*Exercise goal:* Output every record below exactly as it appears.

*Records provided:*
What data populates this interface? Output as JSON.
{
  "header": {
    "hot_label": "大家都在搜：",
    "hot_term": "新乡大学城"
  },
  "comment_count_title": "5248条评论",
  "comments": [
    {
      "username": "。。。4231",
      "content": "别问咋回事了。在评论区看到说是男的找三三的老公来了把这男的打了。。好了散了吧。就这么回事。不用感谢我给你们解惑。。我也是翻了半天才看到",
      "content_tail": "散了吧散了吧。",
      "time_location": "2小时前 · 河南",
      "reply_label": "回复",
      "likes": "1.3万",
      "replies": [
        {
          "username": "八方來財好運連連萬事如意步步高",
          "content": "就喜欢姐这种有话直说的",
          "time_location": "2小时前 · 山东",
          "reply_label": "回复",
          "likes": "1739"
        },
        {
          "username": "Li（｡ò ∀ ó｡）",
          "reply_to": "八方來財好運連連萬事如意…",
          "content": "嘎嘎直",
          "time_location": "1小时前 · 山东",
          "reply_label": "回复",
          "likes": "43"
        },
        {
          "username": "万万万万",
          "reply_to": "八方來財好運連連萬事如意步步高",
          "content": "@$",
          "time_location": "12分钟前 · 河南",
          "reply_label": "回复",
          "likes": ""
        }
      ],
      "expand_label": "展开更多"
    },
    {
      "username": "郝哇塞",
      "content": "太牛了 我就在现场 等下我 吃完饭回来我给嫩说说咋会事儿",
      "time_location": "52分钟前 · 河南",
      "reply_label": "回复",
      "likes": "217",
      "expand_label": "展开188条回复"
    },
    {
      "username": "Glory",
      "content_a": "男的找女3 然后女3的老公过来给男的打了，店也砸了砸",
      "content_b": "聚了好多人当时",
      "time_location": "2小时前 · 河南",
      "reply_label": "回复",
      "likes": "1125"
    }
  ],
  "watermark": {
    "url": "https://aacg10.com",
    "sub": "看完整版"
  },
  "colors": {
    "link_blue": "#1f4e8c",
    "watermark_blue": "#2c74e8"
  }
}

*Solution:*
What data populates this interface? Output as JSON.
{
  "header": {
    "hot_label": "大家都在搜：",
    "hot_term": "新乡大学城"
  },
  "comment_count_title": "5248条评论",
  "comments": [
    {
      "username": "。。。4231",
      "content": "别问咋回事了。在评论区看到说是男的找三三的老公来了把这男的打了。。好了散了吧。就这么回事。不用感谢我给你们解惑。。我也是翻了半天才看到",
      "content_tail": "散了吧散了吧。",
      "time_location": "2小时前 · 河南",
      "reply_label": "回复",
      "likes": "1.3万",
      "replies": [
        {
          "username": "八方來財好運連連萬事如意步步高",
          "content": "就喜欢姐这种有话直说的",
          "time_location": "2小时前 · 山东",
          "reply_label": "回复",
          "likes": "1739"
        },
        {
          "username": "Li（｡ò ∀ ó｡）",
          "reply_to": "八方來財好運連連萬事如意…",
          "content": "嘎嘎直",
          "time_location": "1小时前 · 山东",
          "reply_label": "回复",
          "likes": "43"
        },
        {
          "username": "万万万万",
          "reply_to": "八方來財好運連連萬事如意步步高",
          "content": "@$",
          "time_location": "12分钟前 · 河南",
          "reply_label": "回复",
          "likes": ""
        }
      ],
      "expand_label": "展开更多"
    },
    {
      "username": "郝哇塞",
      "content": "太牛了 我就在现场 等下我 吃完饭回来我给嫩说说咋会事儿",
      "time_location": "52分钟前 · 河南",
      "reply_label": "回复",
      "likes": "217",
      "expand_label": "展开188条回复"
    },
    {
      "username": "Glory",
      "content_a": "男的找女3 然后女3的老公过来给男的打了，店也砸了砸",
      "content_b": "聚了好多人当时",
      "time_location": "2小时前 · 河南",
      "reply_label": "回复",
      "likes": "1125"
    }
  ],
  "watermark": {
    "url": "https://aacg10.com",
    "sub": "看完整版"
  },
  "colors": {
    "link_blue": "#1f4e8c",
    "watermark_blue": "#2c74e8"
  }
}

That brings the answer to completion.